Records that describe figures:
[START]

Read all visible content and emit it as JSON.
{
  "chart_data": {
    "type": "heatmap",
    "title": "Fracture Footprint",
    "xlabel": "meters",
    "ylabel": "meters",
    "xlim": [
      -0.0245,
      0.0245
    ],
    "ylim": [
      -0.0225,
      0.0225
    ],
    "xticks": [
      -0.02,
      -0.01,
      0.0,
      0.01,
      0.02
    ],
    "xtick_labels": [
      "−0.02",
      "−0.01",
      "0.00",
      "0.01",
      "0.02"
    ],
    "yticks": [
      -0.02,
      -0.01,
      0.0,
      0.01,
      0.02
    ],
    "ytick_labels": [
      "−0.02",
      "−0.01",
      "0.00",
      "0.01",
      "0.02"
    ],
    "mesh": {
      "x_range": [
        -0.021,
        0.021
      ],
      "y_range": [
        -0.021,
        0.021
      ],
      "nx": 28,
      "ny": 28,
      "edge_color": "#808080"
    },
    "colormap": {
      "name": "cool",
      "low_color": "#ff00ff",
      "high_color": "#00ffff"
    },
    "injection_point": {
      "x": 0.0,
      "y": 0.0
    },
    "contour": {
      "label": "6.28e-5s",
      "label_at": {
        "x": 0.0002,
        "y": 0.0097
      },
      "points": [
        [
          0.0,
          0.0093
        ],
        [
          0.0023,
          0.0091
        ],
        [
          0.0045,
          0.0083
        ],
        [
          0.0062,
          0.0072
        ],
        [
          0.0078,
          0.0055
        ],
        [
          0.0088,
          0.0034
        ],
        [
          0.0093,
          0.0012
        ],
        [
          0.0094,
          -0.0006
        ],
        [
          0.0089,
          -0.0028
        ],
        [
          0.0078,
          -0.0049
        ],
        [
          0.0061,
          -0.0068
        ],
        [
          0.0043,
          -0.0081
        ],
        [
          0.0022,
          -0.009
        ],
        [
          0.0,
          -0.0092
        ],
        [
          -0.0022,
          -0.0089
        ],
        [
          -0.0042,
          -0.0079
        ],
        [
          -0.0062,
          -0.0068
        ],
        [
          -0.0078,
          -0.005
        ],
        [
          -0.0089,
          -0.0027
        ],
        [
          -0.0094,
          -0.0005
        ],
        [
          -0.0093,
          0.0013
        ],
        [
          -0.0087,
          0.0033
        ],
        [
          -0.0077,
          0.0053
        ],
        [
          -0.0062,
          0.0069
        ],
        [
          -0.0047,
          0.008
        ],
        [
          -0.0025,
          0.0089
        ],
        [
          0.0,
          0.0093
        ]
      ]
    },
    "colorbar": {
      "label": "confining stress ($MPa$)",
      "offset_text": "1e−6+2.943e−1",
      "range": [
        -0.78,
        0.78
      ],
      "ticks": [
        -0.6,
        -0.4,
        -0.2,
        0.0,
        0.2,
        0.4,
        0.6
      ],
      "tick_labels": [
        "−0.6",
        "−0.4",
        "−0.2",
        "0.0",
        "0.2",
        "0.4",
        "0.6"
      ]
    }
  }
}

[END]

Quote the whole listing above, leaving nothing out.

## Answer to the exercise
Read all visible content and emit it as JSON.
{
  "chart_data": {
    "type": "heatmap",
    "title": "Fracture Footprint",
    "xlabel": "meters",
    "ylabel": "meters",
    "xlim": [
      -0.0245,
      0.0245
    ],
    "ylim": [
      -0.0225,
      0.0225
    ],
    "xticks": [
      -0.02,
      -0.01,
      0.0,
      0.01,
      0.02
    ],
    "xtick_labels": [
      "−0.02",
      "−0.01",
      "0.00",
      "0.01",
      "0.02"
    ],
    "yticks": [
      -0.02,
      -0.01,
      0.0,
      0.01,
      0.02
    ],
    "ytick_labels": [
      "−0.02",
      "−0.01",
      "0.00",
      "0.01",
      "0.02"
    ],
    "mesh": {
      "x_range": [
        -0.021,
        0.021
      ],
      "y_range": [
        -0.021,
        0.021
      ],
      "nx": 28,
      "ny": 28,
      "edge_color": "#808080"
    },
    "colormap": {
      "name": "cool",
      "low_color": "#ff00ff",
      "high_color": "#00ffff"
    },
    "injection_point": {
      "x": 0.0,
      "y": 0.0
    },
    "contour": {
      "label": "6.28e-5s",
      "label_at": {
        "x": 0.0002,
        "y": 0.0097
      },
      "points": [
        [
          0.0,
          0.0093
        ],
        [
          0.0023,
          0.0091
        ],
        [
          0.0045,
          0.0083
        ],
        [
          0.0062,
          0.0072
        ],
        [
          0.0078,
          0.0055
        ],
        [
          0.0088,
          0.0034
        ],
        [
          0.0093,
          0.0012
        ],
        [
          0.0094,
          -0.0006
        ],
        [
          0.0089,
          -0.0028
        ],
        [
          0.0078,
          -0.0049
        ],
        [
          0.0061,
          -0.0068
        ],
        [
          0.0043,
          -0.0081
        ],
        [
          0.0022,
          -0.009
        ],
        [
          0.0,
          -0.0092
        ],
        [
          -0.0022,
          -0.0089
        ],
        [
          -0.0042,
          -0.0079
        ],
        [
          -0.0062,
          -0.0068
        ],
        [
          -0.0078,
          -0.005
        ],
        [
          -0.0089,
          -0.0027
        ],
        [
          -0.0094,
          -0.0005
        ],
        [
          -0.0093,
          0.0013
        ],
        [
          -0.0087,
          0.0033
        ],
        [
          -0.0077,
          0.0053
        ],
        [
          -0.0062,
          0.0069
        ],
        [
          -0.0047,
          0.008
        ],
        [
          -0.0025,
          0.0089
        ],
        [
          0.0,
          0.0093
        ]
      ]
    },
    "colorbar": {
      "label": "confining stress ($MPa$)",
      "offset_text": "1e−6+2.943e−1",
      "range": [
        -0.78,
        0.78
      ],
      "ticks": [
        -0.6,
        -0.4,
        -0.2,
        0.0,
        0.2,
        0.4,
        0.6
      ],
      "tick_labels": [
        "−0.6",
        "−0.4",
        "−0.2",
        "0.0",
        "0.2",
        "0.4",
        "0.6"
      ]
    }
  }
}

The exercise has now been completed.